Start of Dataset content
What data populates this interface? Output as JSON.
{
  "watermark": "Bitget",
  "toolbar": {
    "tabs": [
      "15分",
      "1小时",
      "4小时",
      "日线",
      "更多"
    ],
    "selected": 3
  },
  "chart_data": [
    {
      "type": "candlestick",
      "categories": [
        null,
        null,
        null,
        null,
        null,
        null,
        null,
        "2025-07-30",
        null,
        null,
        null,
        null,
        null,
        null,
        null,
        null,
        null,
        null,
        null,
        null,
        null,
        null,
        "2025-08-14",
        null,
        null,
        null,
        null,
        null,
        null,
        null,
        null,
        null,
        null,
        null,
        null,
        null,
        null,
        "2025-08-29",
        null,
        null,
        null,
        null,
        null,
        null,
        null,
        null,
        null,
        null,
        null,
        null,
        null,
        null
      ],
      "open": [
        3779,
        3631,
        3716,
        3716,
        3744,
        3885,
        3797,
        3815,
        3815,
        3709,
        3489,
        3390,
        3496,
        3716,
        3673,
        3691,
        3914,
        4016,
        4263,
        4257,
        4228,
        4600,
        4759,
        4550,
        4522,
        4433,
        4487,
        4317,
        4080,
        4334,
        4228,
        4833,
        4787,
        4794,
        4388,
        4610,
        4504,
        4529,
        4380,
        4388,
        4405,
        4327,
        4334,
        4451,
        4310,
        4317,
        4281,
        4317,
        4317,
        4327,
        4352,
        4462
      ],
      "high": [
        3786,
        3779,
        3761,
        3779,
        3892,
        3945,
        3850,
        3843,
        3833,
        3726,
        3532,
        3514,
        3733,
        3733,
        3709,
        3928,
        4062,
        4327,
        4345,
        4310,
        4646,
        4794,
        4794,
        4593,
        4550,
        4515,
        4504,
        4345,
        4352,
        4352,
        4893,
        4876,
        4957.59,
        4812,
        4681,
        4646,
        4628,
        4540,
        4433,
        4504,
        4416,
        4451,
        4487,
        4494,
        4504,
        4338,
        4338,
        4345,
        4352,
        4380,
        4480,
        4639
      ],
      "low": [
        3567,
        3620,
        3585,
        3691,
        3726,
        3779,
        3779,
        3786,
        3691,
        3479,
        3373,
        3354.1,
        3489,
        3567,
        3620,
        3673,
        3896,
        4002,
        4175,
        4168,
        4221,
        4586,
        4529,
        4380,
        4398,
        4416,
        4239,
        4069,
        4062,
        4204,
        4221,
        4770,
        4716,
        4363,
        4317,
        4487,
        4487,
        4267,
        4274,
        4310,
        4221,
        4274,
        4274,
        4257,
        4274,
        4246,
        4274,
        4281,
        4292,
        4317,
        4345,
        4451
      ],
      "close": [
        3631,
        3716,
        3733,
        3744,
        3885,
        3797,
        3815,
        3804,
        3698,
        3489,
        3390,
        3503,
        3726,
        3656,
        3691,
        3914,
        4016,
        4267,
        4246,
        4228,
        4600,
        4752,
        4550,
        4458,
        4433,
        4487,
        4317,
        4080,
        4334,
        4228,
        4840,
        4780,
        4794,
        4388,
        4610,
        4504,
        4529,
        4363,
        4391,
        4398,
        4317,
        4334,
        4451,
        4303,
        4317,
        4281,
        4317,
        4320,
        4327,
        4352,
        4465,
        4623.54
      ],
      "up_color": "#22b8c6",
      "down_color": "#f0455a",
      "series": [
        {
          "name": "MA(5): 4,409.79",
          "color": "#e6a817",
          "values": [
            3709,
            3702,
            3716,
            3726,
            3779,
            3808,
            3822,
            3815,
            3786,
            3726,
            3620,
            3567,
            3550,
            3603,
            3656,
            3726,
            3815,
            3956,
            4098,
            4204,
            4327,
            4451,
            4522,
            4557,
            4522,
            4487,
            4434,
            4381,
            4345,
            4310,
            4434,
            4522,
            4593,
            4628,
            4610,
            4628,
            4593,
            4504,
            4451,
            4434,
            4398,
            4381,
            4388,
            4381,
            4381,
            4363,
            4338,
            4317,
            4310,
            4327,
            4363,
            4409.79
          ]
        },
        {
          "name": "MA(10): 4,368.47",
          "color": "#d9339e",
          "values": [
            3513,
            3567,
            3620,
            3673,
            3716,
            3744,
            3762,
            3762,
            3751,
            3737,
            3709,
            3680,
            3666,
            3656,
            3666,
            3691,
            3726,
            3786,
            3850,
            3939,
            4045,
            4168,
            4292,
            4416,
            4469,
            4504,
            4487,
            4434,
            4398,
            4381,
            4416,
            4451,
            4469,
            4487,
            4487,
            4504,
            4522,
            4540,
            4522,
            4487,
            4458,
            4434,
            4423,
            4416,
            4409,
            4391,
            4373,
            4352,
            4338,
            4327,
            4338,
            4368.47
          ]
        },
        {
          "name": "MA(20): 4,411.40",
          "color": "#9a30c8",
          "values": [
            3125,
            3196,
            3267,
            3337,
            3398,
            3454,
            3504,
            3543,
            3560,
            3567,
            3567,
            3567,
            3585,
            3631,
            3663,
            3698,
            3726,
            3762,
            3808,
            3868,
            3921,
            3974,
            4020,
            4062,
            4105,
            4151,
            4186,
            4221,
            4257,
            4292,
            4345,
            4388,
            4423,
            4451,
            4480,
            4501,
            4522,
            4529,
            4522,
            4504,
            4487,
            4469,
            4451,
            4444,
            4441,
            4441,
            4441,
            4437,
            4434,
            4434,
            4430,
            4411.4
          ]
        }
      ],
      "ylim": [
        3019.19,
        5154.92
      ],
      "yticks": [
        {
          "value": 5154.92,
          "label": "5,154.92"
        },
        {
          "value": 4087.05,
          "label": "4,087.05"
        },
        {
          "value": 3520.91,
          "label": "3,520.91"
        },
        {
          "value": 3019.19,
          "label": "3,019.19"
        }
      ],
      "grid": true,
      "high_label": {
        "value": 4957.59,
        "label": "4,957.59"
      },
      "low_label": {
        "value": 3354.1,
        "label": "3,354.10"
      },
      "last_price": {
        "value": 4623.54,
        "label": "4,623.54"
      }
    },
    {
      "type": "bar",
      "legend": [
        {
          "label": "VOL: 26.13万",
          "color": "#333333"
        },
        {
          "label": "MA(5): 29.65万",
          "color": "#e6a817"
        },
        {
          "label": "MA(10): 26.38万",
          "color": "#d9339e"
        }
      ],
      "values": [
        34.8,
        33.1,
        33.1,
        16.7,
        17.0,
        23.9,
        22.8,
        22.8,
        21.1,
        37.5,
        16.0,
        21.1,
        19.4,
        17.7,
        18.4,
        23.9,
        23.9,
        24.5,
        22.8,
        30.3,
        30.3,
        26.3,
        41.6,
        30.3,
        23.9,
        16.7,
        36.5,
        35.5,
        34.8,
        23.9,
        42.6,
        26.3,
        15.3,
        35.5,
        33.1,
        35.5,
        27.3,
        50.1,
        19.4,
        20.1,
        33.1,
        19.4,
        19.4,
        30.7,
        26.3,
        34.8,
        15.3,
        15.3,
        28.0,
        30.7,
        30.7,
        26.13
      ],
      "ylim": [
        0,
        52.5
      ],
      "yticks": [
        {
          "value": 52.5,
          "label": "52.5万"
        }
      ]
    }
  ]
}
End of Dataset content
The request
Review the preceding data and report every line that includes the string "name".

Written response
          "name": "MA(5): 4,409.79",
          "name": "MA(10): 4,368.47",
          "name": "MA(20): 4,411.40",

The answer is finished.